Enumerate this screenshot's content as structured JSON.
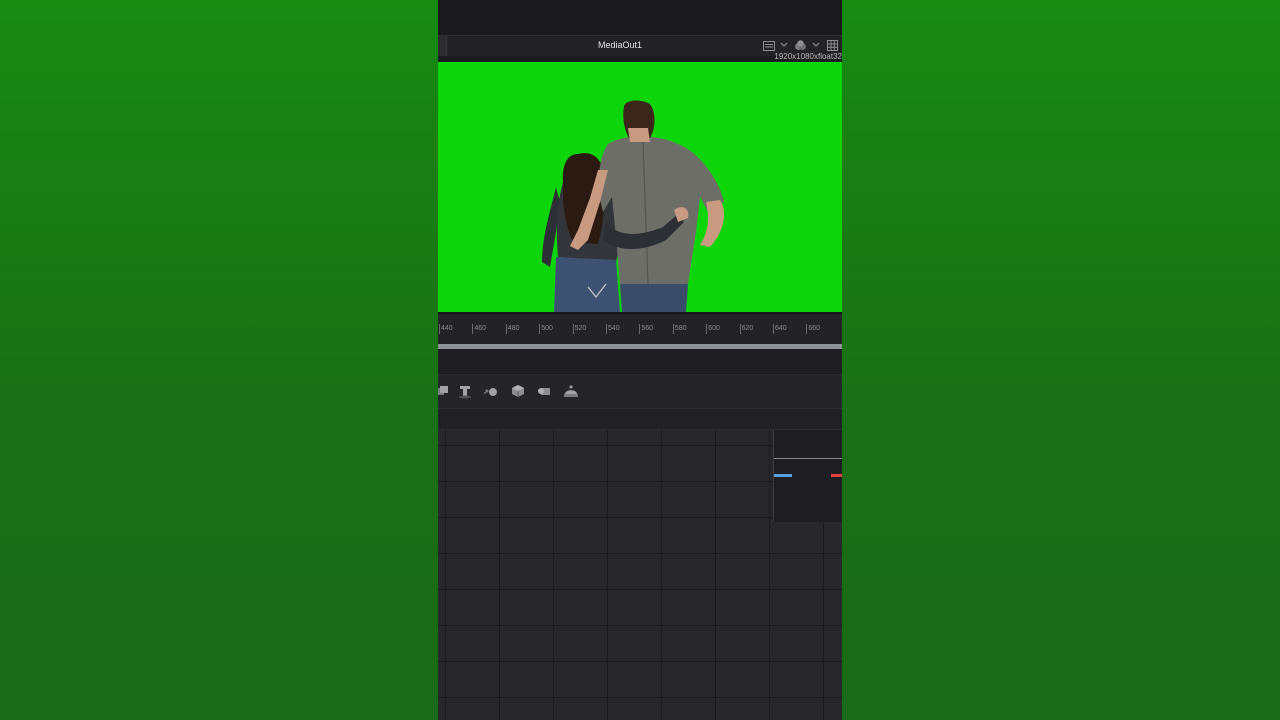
{
  "viewer": {
    "title": "MediaOut1",
    "resolution": "1920x1080xfloat32"
  },
  "ruler": {
    "ticks": [
      "440",
      "460",
      "480",
      "500",
      "520",
      "540",
      "560",
      "580",
      "600",
      "620",
      "640",
      "660"
    ]
  },
  "toolbar": {
    "tools": [
      {
        "icon": "merge-tool-icon"
      },
      {
        "icon": "text-tool-icon"
      },
      {
        "icon": "particles-tool-icon"
      },
      {
        "icon": "shape3d-tool-icon"
      },
      {
        "icon": "renderer3d-tool-icon"
      },
      {
        "icon": "merge3d-tool-icon"
      }
    ]
  },
  "colors": {
    "green_screen": "#0cd60a",
    "background_green": "#157a14",
    "panel": "#1c1c20"
  }
}
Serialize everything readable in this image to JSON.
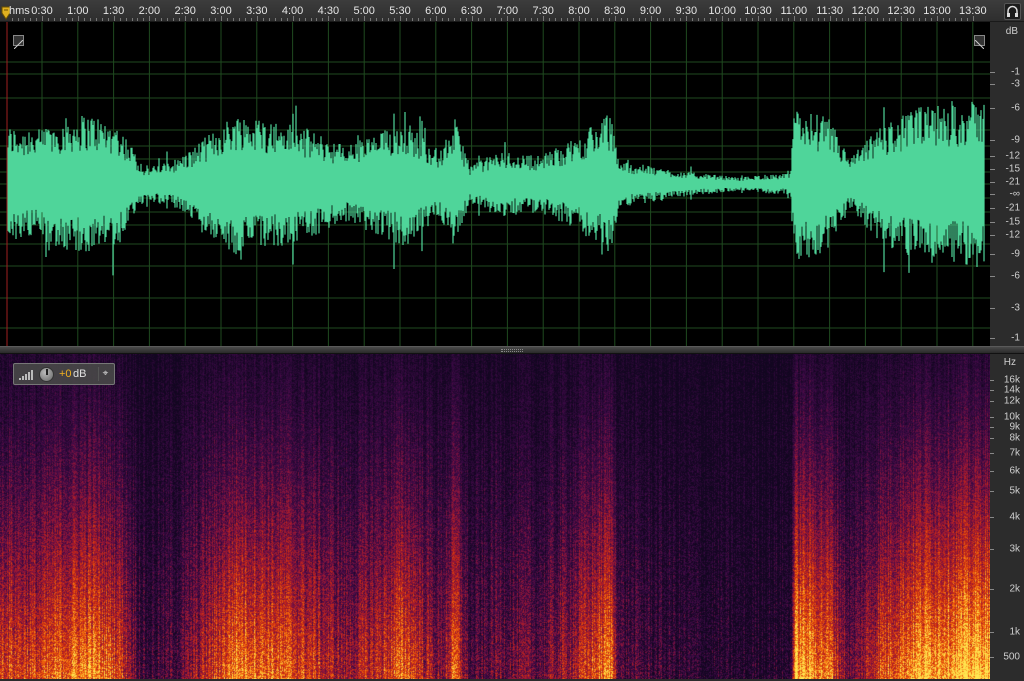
□ □ □ □ □ □ □
TASK | Omit the pictures, then quote the rest of the material above exactly.

WRITTEN ANSWER |
Enumerate this screenshot's content as structured JSON.
{
  "viewer": {
    "title": "MediaOut1",
    "resolution": "1920x1080xfloat32"
  },
  "ruler": {
    "ticks": [
      "440",
      "460",
      "480",
      "500",
      "520",
      "540",
      "560",
      "580",
      "600",
      "620",
      "640",
      "660"
    ]
  },
  "toolbar": {
    "tools": [
      {
        "icon": "merge-tool-icon"
      },
      {
        "icon": "text-tool-icon"
      },
      {
        "icon": "particles-tool-icon"
      },
      {
        "icon": "shape3d-tool-icon"
      },
      {
        "icon": "renderer3d-tool-icon"
      },
      {
        "icon": "merge3d-tool-icon"
      }
    ]
  },
  "colors": {
    "green_screen": "#0cd60a",
    "background_green": "#157a14",
    "panel": "#1c1c20"
  }
}
Serialize everything readable in this image to JSON.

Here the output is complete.